## Your goal
Can you copy out every line of the listing below word for word, with the pictures left out?

## Dataset excerpts
● ● ● ● ● ● ●

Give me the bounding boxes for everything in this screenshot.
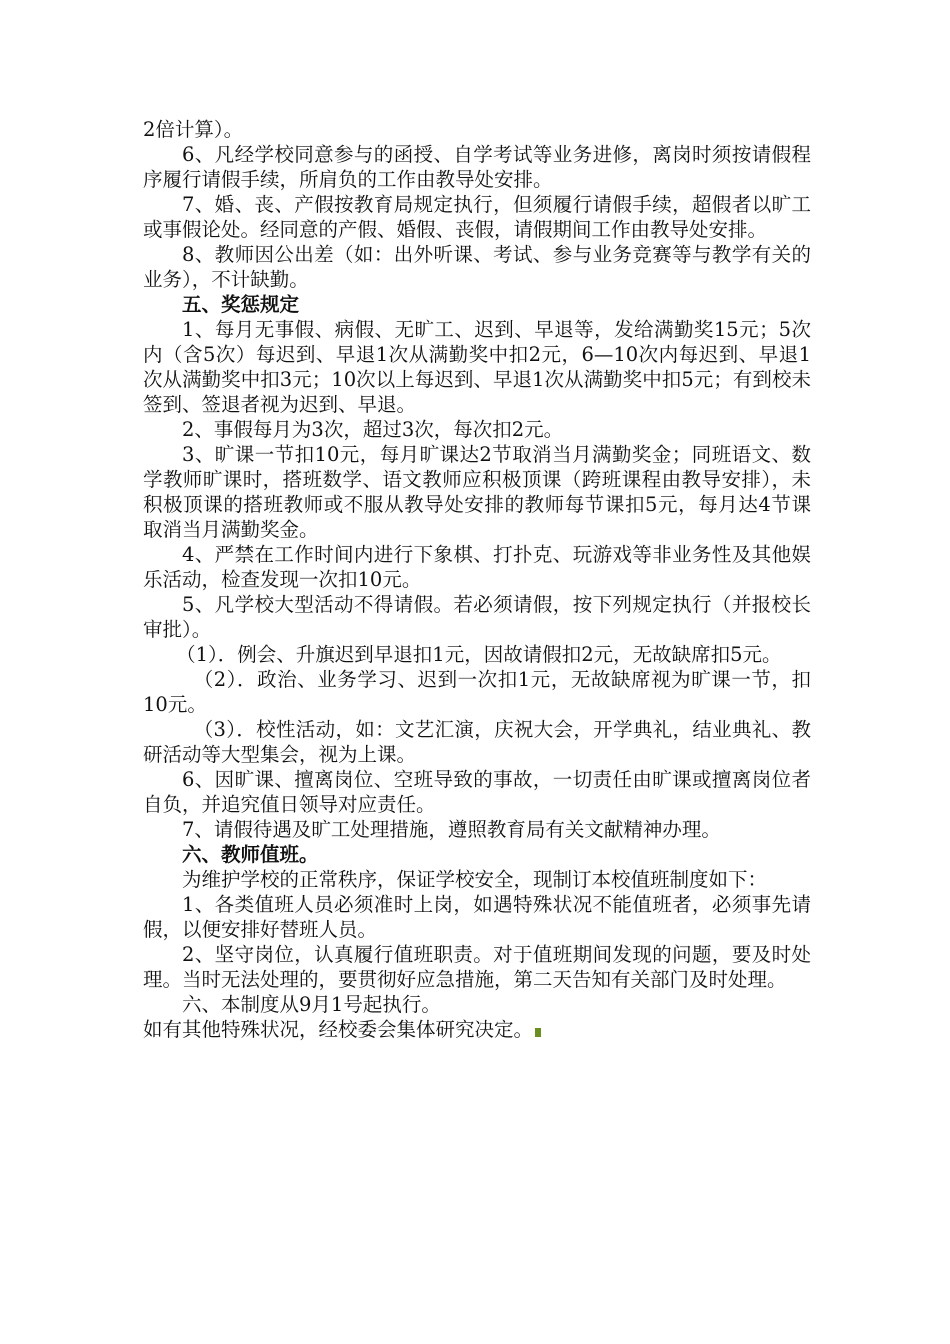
section-heading: 六、教师值班。 <box>182 843 319 866</box>
paragraph: 6、因旷课、擅离岗位、空班导致的事故，一切责任由旷课或擅离岗位者自负，并追究值日领导对应责任。 <box>143 768 811 816</box>
sub-item: （3）．校性活动，如：文艺汇演，庆祝大会，开学典礼，结业典礼、教研活动等大型集会，视为上课。 <box>143 718 811 766</box>
paragraph: 4、严禁在工作时间内进行下象棋、打扑克、玩游戏等非业务性及其他娱乐活动，检查发现一次扣10元。 <box>143 543 811 591</box>
paragraph: 2倍计算）。 <box>143 118 244 141</box>
end-marker-icon <box>535 1028 541 1037</box>
paragraph: 5、凡学校大型活动不得请假。若必须请假，按下列规定执行（并报校长审批）。 <box>143 593 811 641</box>
paragraph: 2、事假每月为3次，超过3次，每次扣2元。 <box>182 418 564 441</box>
paragraph: 3、旷课一节扣10元，每月旷课达2节取消当月满勤奖金；同班语文、数学教师旷课时，搭班数学、语文教师应积极顶课（跨班课程由教导安排），未积极顶课的搭班教师或不服从教导处安排的教师每节课扣5元，每月达4节课取消当月满勤奖金。 <box>143 443 811 541</box>
paragraph: 为维护学校的正常秩序，保证学校安全，现制订本校值班制度如下： <box>182 868 768 891</box>
closing-paragraph <box>143 1017 811 1042</box>
paragraph: 六、本制度从9月1号起执行。 <box>182 993 441 1016</box>
paragraph: 7、请假待遇及旷工处理措施，遵照教育局有关文献精神办理。 <box>182 818 721 841</box>
closing-text: 如有其他特殊状况，经校委会集体研究决定。 <box>143 1018 534 1041</box>
paragraph: 7、婚、丧、产假按教育局规定执行，但须履行请假手续，超假者以旷工或事假论处。经同意的产假、婚假、丧假，请假期间工作由教导处安排。 <box>143 193 811 241</box>
sub-item: （2）．政治、业务学习、迟到一次扣1元，无故缺席视为旷课一节，扣10元。 <box>143 668 811 716</box>
paragraph: 6、凡经学校同意参与的函授、自学考试等业务进修，离岗时须按请假程序履行请假手续，所肩负的工作由教导处安排。 <box>143 143 811 191</box>
section-heading: 五、奖惩规定 <box>182 293 300 316</box>
paragraph: 8、教师因公出差（如：出外听课、考试、参与业务竞赛等与教学有关的业务），不计缺勤。 <box>143 243 811 291</box>
sub-item: （1）．例会、升旗迟到早退扣1元，因故请假扣2元，无故缺席扣5元。 <box>176 643 782 666</box>
paragraph: 1、每月无事假、病假、无旷工、迟到、早退等，发给满勤奖15元；5次内（含5次）每迟到、早退1次从满勤奖中扣2元，6—10次内每迟到、早退1次从满勤奖中扣3元；10次以上每迟到、早退1次从满勤奖中扣5元；有到校未签到、签退者视为迟到、早退。 <box>143 318 811 416</box>
paragraph: 2、坚守岗位，认真履行值班职责。对于值班期间发现的问题，要及时处理。当时无法处理的，要贯彻好应急措施，第二天告知有关部门及时处理。 <box>143 943 811 991</box>
document-page <box>143 117 811 1042</box>
paragraph: 1、各类值班人员必须准时上岗，如遇特殊状况不能值班者，必须事先请假，以便安排好替班人员。 <box>143 893 811 941</box>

● ● ● ● ● ● ●

## Exercise output
Give me the bounding boxes for everything in this screenshot.
section-heading: 六、教师值班。 <box>182 843 319 866</box>
paragraph: 6、因旷课、擅离岗位、空班导致的事故，一切责任由旷课或擅离岗位者自负，并追究值日领导对应责任。 <box>143 768 811 816</box>
sub-item: （3）．校性活动，如：文艺汇演，庆祝大会，开学典礼，结业典礼、教研活动等大型集会，视为上课。 <box>143 718 811 766</box>
paragraph: 4、严禁在工作时间内进行下象棋、打扑克、玩游戏等非业务性及其他娱乐活动，检查发现一次扣10元。 <box>143 543 811 591</box>
paragraph: 2倍计算）。 <box>143 118 244 141</box>
end-marker-icon <box>535 1028 541 1037</box>
paragraph: 5、凡学校大型活动不得请假。若必须请假，按下列规定执行（并报校长审批）。 <box>143 593 811 641</box>
paragraph: 2、事假每月为3次，超过3次，每次扣2元。 <box>182 418 564 441</box>
paragraph: 3、旷课一节扣10元，每月旷课达2节取消当月满勤奖金；同班语文、数学教师旷课时，搭班数学、语文教师应积极顶课（跨班课程由教导安排），未积极顶课的搭班教师或不服从教导处安排的教师每节课扣5元，每月达4节课取消当月满勤奖金。 <box>143 443 811 541</box>
paragraph: 为维护学校的正常秩序，保证学校安全，现制订本校值班制度如下： <box>182 868 768 891</box>
closing-paragraph <box>143 1017 811 1042</box>
paragraph: 六、本制度从9月1号起执行。 <box>182 993 441 1016</box>
paragraph: 7、请假待遇及旷工处理措施，遵照教育局有关文献精神办理。 <box>182 818 721 841</box>
closing-text: 如有其他特殊状况，经校委会集体研究决定。 <box>143 1018 534 1041</box>
paragraph: 7、婚、丧、产假按教育局规定执行，但须履行请假手续，超假者以旷工或事假论处。经同意的产假、婚假、丧假，请假期间工作由教导处安排。 <box>143 193 811 241</box>
sub-item: （2）．政治、业务学习、迟到一次扣1元，无故缺席视为旷课一节，扣10元。 <box>143 668 811 716</box>
paragraph: 6、凡经学校同意参与的函授、自学考试等业务进修，离岗时须按请假程序履行请假手续，所肩负的工作由教导处安排。 <box>143 143 811 191</box>
section-heading: 五、奖惩规定 <box>182 293 300 316</box>
paragraph: 8、教师因公出差（如：出外听课、考试、参与业务竞赛等与教学有关的业务），不计缺勤。 <box>143 243 811 291</box>
sub-item: （1）．例会、升旗迟到早退扣1元，因故请假扣2元，无故缺席扣5元。 <box>176 643 782 666</box>
paragraph: 1、每月无事假、病假、无旷工、迟到、早退等，发给满勤奖15元；5次内（含5次）每迟到、早退1次从满勤奖中扣2元，6—10次内每迟到、早退1次从满勤奖中扣3元；10次以上每迟到、早退1次从满勤奖中扣5元；有到校未签到、签退者视为迟到、早退。 <box>143 318 811 416</box>
paragraph: 2、坚守岗位，认真履行值班职责。对于值班期间发现的问题，要及时处理。当时无法处理的，要贯彻好应急措施，第二天告知有关部门及时处理。 <box>143 943 811 991</box>
document-page <box>143 117 811 1042</box>
paragraph: 1、各类值班人员必须准时上岗，如遇特殊状况不能值班者，必须事先请假，以便安排好替班人员。 <box>143 893 811 941</box>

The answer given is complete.